= Written exercise =
Which lines hold the string "Filters"? Copy every one of them.

= Recorded information =
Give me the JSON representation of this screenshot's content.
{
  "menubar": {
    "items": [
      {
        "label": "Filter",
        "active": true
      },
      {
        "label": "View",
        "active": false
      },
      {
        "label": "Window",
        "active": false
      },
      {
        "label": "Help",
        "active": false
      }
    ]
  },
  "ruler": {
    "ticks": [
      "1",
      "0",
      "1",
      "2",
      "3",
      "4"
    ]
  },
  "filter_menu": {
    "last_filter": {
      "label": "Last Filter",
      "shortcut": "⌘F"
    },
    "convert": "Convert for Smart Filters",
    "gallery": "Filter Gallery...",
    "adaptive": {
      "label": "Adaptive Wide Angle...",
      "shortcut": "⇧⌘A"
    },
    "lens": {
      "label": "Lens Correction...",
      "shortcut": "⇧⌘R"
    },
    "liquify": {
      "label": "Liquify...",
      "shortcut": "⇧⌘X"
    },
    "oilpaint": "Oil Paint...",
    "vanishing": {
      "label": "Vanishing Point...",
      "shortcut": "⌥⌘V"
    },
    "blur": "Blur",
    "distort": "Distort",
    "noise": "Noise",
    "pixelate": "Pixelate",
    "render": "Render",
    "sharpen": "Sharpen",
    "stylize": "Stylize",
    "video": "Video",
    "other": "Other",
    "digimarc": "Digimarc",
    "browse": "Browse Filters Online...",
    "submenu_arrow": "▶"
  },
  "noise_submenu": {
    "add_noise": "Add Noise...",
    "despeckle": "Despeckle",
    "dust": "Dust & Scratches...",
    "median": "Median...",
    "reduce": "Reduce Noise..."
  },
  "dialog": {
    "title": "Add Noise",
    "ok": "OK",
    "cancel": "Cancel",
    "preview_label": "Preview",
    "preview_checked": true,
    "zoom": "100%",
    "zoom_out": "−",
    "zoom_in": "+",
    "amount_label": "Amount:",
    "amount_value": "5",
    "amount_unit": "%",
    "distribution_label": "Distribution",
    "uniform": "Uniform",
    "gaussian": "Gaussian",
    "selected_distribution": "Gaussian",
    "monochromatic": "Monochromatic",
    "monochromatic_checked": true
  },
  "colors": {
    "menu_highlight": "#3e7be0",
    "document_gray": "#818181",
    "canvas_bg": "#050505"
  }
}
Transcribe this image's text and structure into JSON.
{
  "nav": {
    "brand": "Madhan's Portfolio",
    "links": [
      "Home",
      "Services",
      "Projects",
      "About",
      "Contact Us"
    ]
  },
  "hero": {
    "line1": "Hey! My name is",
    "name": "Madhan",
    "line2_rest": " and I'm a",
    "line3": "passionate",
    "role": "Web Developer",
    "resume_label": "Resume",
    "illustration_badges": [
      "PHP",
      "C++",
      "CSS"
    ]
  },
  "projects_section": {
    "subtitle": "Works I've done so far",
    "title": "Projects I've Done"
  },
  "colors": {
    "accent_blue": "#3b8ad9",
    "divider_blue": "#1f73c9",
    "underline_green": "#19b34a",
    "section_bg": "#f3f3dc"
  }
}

==

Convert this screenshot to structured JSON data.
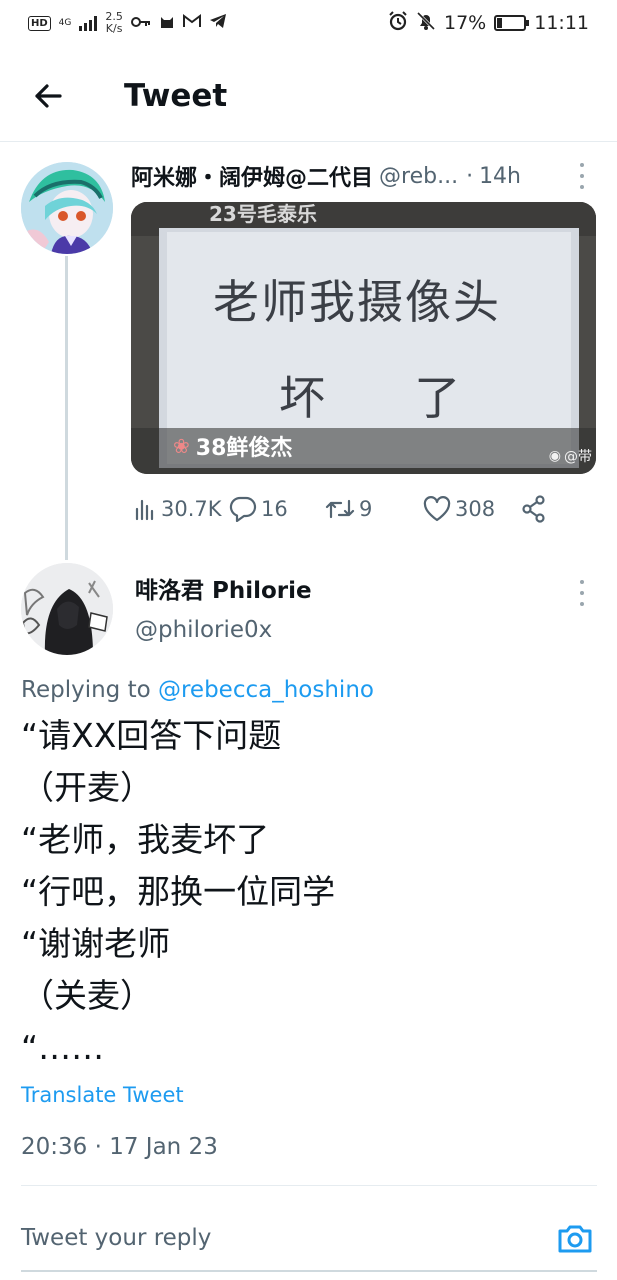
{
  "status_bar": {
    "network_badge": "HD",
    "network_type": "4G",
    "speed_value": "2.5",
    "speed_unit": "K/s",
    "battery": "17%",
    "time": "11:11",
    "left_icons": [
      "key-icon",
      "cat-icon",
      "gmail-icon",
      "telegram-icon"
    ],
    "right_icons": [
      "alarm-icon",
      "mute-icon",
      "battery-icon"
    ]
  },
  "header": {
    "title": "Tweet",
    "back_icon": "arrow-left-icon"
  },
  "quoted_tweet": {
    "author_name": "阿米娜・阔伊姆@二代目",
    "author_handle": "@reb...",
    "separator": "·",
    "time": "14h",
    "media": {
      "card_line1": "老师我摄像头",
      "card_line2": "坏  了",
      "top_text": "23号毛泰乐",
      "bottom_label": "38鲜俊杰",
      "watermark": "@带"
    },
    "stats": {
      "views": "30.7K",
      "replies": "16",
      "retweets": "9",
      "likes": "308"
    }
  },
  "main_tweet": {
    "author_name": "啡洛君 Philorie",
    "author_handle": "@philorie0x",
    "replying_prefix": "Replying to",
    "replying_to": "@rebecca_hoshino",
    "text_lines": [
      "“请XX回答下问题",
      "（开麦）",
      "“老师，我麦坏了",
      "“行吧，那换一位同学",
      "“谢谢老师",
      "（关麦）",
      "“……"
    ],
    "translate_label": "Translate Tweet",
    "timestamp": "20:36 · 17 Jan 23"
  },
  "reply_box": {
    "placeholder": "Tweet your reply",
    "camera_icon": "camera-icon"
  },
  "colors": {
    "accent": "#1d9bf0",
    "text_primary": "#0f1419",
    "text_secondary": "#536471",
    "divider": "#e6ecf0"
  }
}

---

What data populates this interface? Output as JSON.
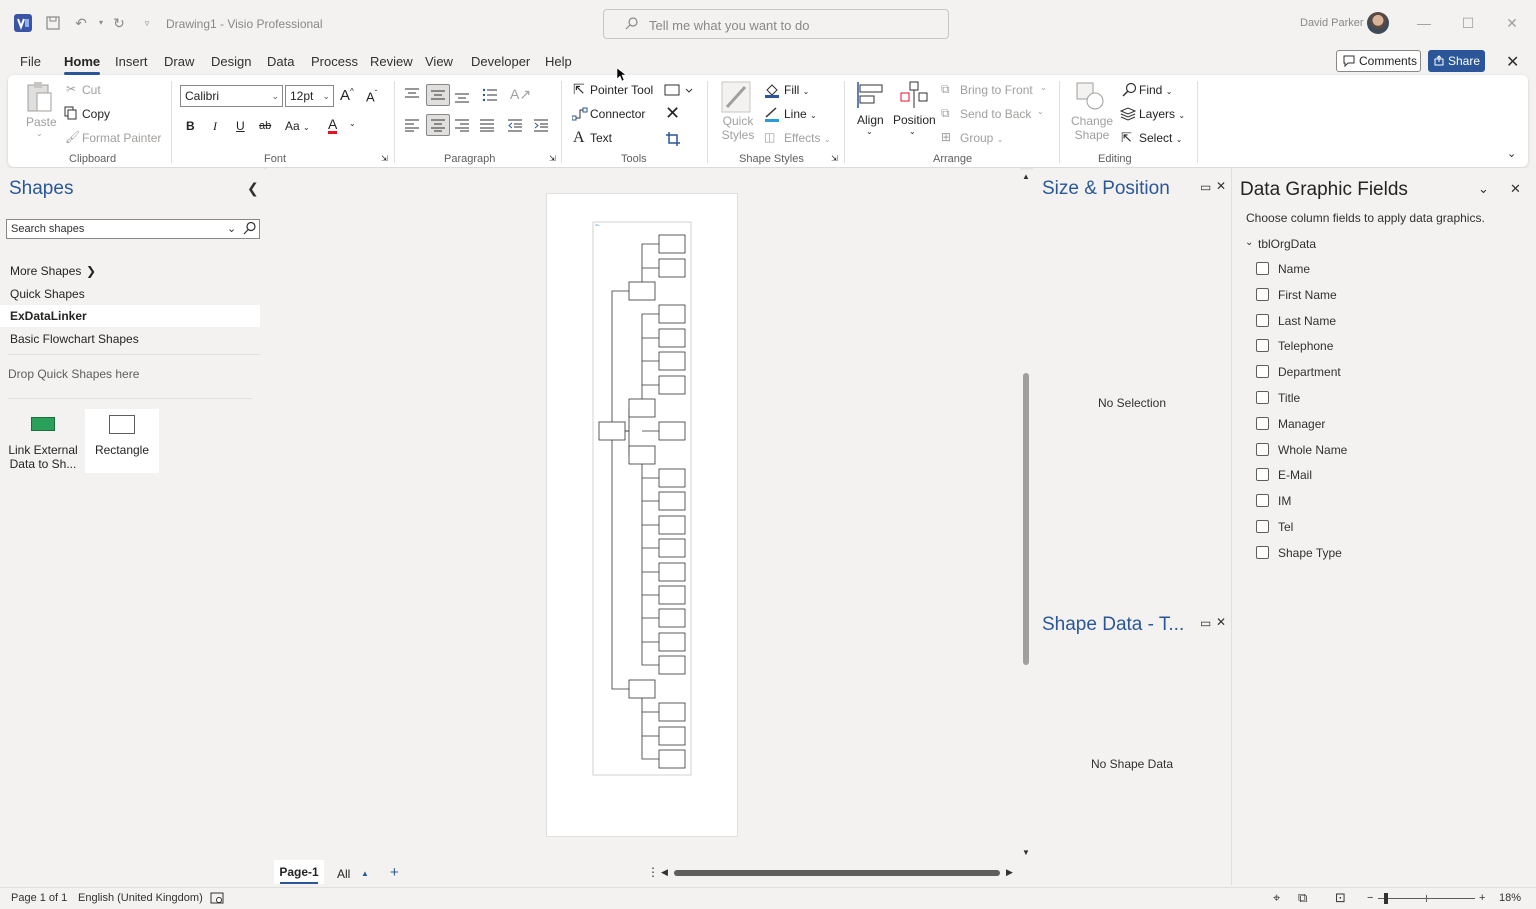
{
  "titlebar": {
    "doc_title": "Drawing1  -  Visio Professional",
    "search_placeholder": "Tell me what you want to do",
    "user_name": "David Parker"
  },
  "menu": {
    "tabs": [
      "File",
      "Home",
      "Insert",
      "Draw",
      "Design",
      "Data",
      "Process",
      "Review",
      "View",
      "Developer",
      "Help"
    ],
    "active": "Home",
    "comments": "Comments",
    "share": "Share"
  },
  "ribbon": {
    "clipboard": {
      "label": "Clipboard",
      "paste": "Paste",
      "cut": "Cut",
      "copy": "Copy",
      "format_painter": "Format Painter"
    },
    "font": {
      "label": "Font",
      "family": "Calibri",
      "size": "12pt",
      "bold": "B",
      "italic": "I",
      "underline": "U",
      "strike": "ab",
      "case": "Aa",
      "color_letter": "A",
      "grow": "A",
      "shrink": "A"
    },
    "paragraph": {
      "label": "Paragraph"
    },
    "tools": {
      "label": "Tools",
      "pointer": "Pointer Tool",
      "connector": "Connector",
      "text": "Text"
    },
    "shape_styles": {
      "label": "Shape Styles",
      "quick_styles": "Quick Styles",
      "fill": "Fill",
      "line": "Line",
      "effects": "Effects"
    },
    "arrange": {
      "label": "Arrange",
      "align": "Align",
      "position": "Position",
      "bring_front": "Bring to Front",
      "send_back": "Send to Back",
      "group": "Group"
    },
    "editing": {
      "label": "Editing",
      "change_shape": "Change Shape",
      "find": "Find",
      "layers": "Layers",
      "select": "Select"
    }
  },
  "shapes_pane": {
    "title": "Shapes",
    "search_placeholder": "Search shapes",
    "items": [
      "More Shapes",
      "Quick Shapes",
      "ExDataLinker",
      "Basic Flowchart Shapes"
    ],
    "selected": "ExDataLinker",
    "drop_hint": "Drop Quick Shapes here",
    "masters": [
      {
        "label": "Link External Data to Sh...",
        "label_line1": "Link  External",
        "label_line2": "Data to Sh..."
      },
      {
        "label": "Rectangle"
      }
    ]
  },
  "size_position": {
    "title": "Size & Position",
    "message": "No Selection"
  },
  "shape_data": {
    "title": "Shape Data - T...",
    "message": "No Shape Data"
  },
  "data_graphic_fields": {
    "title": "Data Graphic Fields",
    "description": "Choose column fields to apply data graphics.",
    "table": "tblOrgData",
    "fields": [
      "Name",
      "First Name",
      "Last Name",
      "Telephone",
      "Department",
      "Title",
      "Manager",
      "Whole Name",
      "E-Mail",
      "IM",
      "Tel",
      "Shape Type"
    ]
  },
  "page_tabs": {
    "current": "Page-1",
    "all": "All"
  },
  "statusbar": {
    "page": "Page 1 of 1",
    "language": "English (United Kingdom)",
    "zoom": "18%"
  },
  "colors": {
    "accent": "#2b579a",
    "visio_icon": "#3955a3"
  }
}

= Result =
    "convert": "Convert for Smart Filters",
    "browse": "Browse Filters Online...",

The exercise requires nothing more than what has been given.